## [TASK DETAILS]
Continue the blog post about the Morwell Neighbourhood House, starting right after its final sentence.

## [EXTRACT]
··········

Morwell Neighbourhood House – “From our Neighbourhood House to yours” series

10 / 12 / 2020 | Blog

Blog by Tracie Lund, Morwell Neighbourhood House’s Manager in Australia.

The Morwell Neighbourhood House is located in the middle of a public housing estate, 2 hours drive east of Melbourne in the Latrobe Valley. The region is often described as the Ruhr of Australia. With open-cut mines covering hundreds of kilometres across the valley. Towns like Morwell, Traralgon, Moe-Newborough-Yallourn North, and Churchill sit on the fringes of the industrial development that has powered the state for decades. The town’s hardworking community, who has sacrificed their health and life expectancy, so that we might all have the privilege of instant power when we flip a switch.

In its heyday, Morwell was a thriving town. Now the town is littered with empty shops, highly rates of socio-economic disadvantaged, unemployment rates that are double the nations average, high levels of domestic violence and food insecurity.

The Morwell Neighbourhood House has been operating since 1982. Known locally as The People’s Place. We deliver supports that address food security issues. We provide programs that reduce social isolation and enhance well-being. We provide support services for people experiencing hardship. To do this work, partner with organisations, community groups, government departments and philanthropic bodies to share and activate resources in order to grow, replicate, or introduce programs for the community. Our workplaces emphasise on people’s self-determination and strengths. We work from the presumption that our participants, service users and community are resourceful and resilient in the face of adversity. We support individuals to grow, bring people together and develop our community’s capacity to identify and find solutions for local issues.

In recent years our work has evolved to responding to emergencies or acute shocks in our community. We played a pivotal role supporting, responding and driving the recovery through the devastating Morwell Mine Fire of 2014. It is off the backdrop of this work that we have found ourselves being frontline responders to our communities everyday needs.

When the global pandemic hit earlier this year, stepping up to respond happened came naturally. Our work through the #covidcoaster took on many forms from food delivery and meal preps to making and distrusting facemasks & developing community music playlist.

 

We have unpacked fortnightly pallets of deliveries from Foodbank Victoria

We packed and distributed over 400 food parcels. The parcels were packed by a small team of volunteers who worked on a rotation roster.

We saw 265 people seek emergency food relief via directly booking appts with us.  We know this means at least 412 people have received food support

We have been supported with generous donations from our community of shelf life food items, fresh fruit and veggies.

The staff and volunteers prepared and distributed over 600 home-cooked meals.

··········

## [PROVIDED MATERIAL]
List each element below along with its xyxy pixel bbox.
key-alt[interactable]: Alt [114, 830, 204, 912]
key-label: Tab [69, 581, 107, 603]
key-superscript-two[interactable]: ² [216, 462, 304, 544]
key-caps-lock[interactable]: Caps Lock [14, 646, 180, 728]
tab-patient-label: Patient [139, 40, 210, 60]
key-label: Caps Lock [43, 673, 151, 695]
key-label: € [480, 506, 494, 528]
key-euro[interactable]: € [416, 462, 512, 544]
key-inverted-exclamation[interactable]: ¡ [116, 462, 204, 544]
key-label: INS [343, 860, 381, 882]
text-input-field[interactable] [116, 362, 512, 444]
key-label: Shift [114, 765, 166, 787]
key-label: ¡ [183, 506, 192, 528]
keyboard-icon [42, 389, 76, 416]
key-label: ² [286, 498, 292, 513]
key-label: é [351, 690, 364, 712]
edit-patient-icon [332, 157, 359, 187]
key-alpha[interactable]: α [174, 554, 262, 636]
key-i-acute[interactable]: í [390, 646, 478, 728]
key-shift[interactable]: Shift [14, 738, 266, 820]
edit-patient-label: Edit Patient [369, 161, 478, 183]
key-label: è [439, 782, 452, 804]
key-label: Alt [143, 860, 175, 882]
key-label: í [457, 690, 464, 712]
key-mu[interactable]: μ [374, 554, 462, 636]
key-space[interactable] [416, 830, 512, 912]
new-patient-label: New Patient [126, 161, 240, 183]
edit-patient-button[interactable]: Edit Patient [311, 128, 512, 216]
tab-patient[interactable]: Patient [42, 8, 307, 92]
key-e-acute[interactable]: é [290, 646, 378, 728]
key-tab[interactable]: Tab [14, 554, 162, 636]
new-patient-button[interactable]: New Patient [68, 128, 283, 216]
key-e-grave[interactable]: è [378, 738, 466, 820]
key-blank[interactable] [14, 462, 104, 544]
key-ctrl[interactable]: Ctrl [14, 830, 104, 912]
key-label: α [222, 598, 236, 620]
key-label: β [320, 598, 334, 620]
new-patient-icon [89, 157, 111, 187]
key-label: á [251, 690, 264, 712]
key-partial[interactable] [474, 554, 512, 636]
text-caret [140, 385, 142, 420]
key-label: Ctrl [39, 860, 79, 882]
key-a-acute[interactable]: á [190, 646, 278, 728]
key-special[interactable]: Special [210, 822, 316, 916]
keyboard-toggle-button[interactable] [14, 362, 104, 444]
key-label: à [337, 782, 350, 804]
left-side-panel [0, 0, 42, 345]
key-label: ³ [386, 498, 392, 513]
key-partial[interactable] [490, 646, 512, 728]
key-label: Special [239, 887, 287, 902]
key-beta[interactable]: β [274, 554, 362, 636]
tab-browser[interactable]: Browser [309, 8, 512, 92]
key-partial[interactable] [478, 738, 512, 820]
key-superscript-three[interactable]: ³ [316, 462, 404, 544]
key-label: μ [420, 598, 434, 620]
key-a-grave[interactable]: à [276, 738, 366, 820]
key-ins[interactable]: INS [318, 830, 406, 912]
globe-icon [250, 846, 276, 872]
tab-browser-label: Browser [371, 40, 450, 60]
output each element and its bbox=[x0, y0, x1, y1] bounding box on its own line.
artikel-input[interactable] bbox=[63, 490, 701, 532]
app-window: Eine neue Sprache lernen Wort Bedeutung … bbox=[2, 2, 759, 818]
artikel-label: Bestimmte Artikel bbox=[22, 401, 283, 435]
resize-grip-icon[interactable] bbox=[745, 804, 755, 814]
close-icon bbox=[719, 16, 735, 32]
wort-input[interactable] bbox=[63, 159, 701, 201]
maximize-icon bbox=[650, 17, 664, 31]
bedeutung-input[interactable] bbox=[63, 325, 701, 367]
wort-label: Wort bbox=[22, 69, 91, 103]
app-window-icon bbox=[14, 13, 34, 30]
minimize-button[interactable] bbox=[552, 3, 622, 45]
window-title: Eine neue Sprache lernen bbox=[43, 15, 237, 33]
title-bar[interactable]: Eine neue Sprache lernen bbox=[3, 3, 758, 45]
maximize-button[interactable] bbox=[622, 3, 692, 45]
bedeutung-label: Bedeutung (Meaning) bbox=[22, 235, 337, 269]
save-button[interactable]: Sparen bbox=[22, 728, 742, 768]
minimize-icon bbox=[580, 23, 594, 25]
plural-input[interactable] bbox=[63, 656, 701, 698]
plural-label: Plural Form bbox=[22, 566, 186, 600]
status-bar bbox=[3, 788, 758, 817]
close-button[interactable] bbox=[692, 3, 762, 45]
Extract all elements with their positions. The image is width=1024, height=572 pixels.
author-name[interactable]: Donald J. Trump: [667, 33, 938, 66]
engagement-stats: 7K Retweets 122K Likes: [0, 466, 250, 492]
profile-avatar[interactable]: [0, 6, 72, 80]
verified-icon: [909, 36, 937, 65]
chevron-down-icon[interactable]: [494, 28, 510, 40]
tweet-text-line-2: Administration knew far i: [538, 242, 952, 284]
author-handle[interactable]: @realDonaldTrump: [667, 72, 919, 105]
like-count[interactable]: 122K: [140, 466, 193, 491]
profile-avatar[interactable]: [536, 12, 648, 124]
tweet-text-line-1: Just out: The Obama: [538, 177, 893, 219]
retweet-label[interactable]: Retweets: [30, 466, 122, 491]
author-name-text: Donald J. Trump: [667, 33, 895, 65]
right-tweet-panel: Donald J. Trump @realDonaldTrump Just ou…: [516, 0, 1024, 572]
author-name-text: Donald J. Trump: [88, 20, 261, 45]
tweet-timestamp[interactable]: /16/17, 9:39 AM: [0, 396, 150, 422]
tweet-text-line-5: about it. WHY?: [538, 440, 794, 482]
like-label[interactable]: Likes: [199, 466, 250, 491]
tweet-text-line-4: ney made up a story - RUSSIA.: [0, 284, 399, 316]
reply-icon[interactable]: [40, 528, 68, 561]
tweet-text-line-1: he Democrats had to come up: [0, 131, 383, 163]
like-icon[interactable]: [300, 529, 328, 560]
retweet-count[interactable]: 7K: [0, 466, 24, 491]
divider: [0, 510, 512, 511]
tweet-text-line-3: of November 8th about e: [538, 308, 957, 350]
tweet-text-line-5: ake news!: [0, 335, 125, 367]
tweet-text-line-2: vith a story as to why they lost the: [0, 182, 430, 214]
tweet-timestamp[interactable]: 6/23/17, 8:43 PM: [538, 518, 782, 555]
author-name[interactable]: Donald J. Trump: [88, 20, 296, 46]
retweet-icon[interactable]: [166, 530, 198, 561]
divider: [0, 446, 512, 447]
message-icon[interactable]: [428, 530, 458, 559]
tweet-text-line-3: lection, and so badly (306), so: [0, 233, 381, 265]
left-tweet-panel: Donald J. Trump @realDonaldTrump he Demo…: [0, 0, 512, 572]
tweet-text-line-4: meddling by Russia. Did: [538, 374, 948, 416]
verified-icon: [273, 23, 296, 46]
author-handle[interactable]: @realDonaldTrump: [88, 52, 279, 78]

··········

## [TASK OUTPUT]
We have delivered over 200 food parcels and meals directly to the doors of our community that means at least, 503 people supported with food through deliveries

We have made over 1,500 phone call/ welfare checks.

We focused on creative ways to support at this time. We created a community playlist. Songs to listen to through ISO. We had over 90 songs suggestion come in directly from the community.

The Front Door Step (website)Project is a worldwide movement of capturing photos of local communities during the lockdown. We worked with 37 families to produce the Latrobe Front Door Step Project. We joined the movement to capture messages of support from our Latrobe families. It is our hope that these messages help to make a small difference during these uncertain times.

At The People’s Place, we have a therapy dog Honeybell’s Lollipop, her job title is Director of Community Well-being and Happiness has taken on extra roles including reception duties, games supervisor, box manager and relaxation coach.

Of course, we could not do all of this without an incredible team of 22 volunteers, working alongside our staff.

We put a call out for people to sew masks. We were hoping to get 10 volunteers. 88 talented peeps from across Latrobe answered the call.

Our youngest volunteer is 12 years old.

One community powerhouse made 553 face masks and became a local Facebook celebrity for his efforts.

Our Volunteers made over 2,460 face masks which have been distributed, for free, to the general community including to local boarding houses, disability advocacy groups, local youth services and the Police Proactive Unit.

The mask up project ran over 4 weeks and in that time we engaged with 89 volunteers who made 2,520 face masks.  Each mask takes about 30minitues to make meaning our volunteers contributed 1,260 hours of volunteering for the community. Just on our #maskup project

All the things The People’s Palace does, the range of services we offer, the connections we encourage and facilitate, supports our community by building resilience, skills and connection. In a time of Covid restrictions and isolation, we have supported personal wellbeing by building confidence and relationships.

Blog by Tracie Lund, Morwell Neighbourhood House’s Manager.